*DIRECTIONS*
Write out all the entries word for word, but skip any images.

*SUPPLIED MATERIAL*
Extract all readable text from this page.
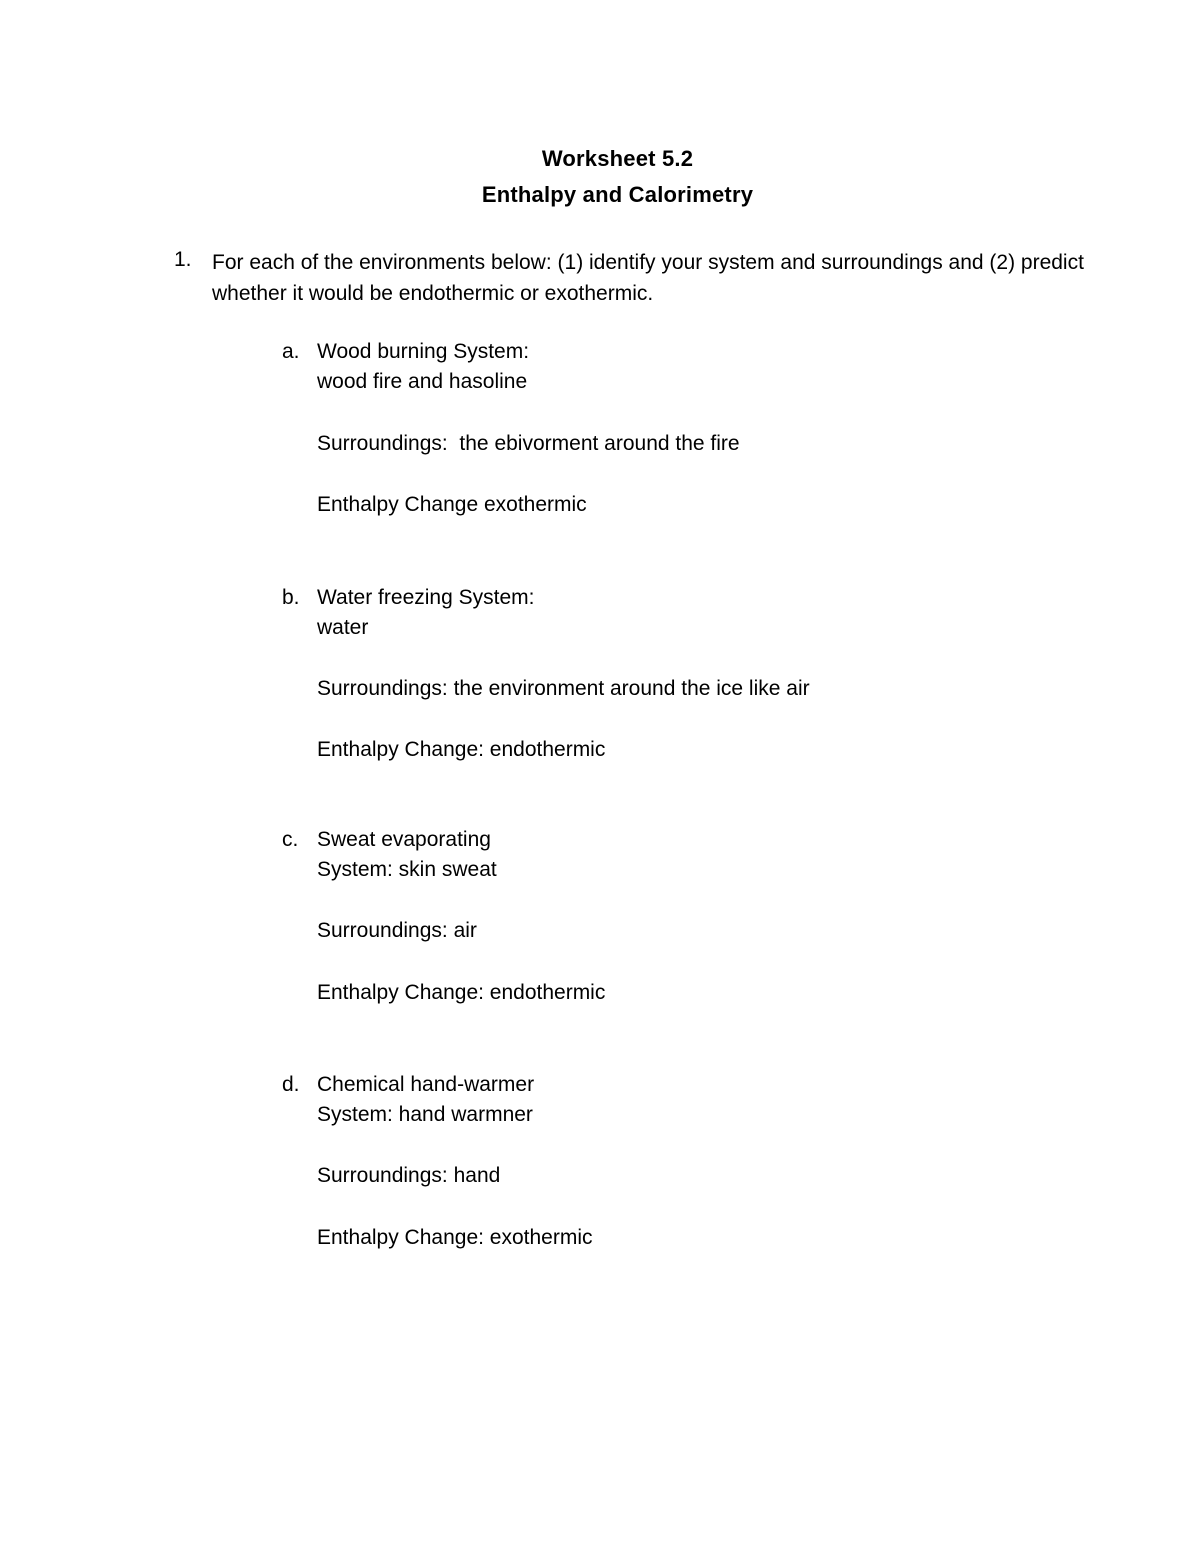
Worksheet 5.2
Enthalpy and Calorimetry
1. For each of the environments below: (1) identify your system and surroundings and (2) predict whether it would be endothermic or exothermic.
a. Wood burning System:
wood fire and hasoline
Surroundings:  the ebivorment around the fire
Enthalpy Change exothermic
b. Water freezing System:
water
Surroundings: the environment around the ice like air
Enthalpy Change: endothermic
c. Sweat evaporating
System: skin sweat
Surroundings: air
Enthalpy Change: endothermic
d. Chemical hand-warmer
System: hand warmner
Surroundings: hand
Enthalpy Change: exothermic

*ANSWER FOR THE TASK*
Extract all readable text from this page.
Worksheet 5.2
Enthalpy and Calorimetry
1. For each of the environments below: (1) identify your system and surroundings and (2) predict whether it would be endothermic or exothermic.
a. Wood burning System:
wood fire and hasoline
Surroundings:  the ebivorment around the fire
Enthalpy Change exothermic
b. Water freezing System:
water
Surroundings: the environment around the ice like air
Enthalpy Change: endothermic
c. Sweat evaporating
System: skin sweat
Surroundings: air
Enthalpy Change: endothermic
d. Chemical hand-warmer
System: hand warmner
Surroundings: hand
Enthalpy Change: exothermic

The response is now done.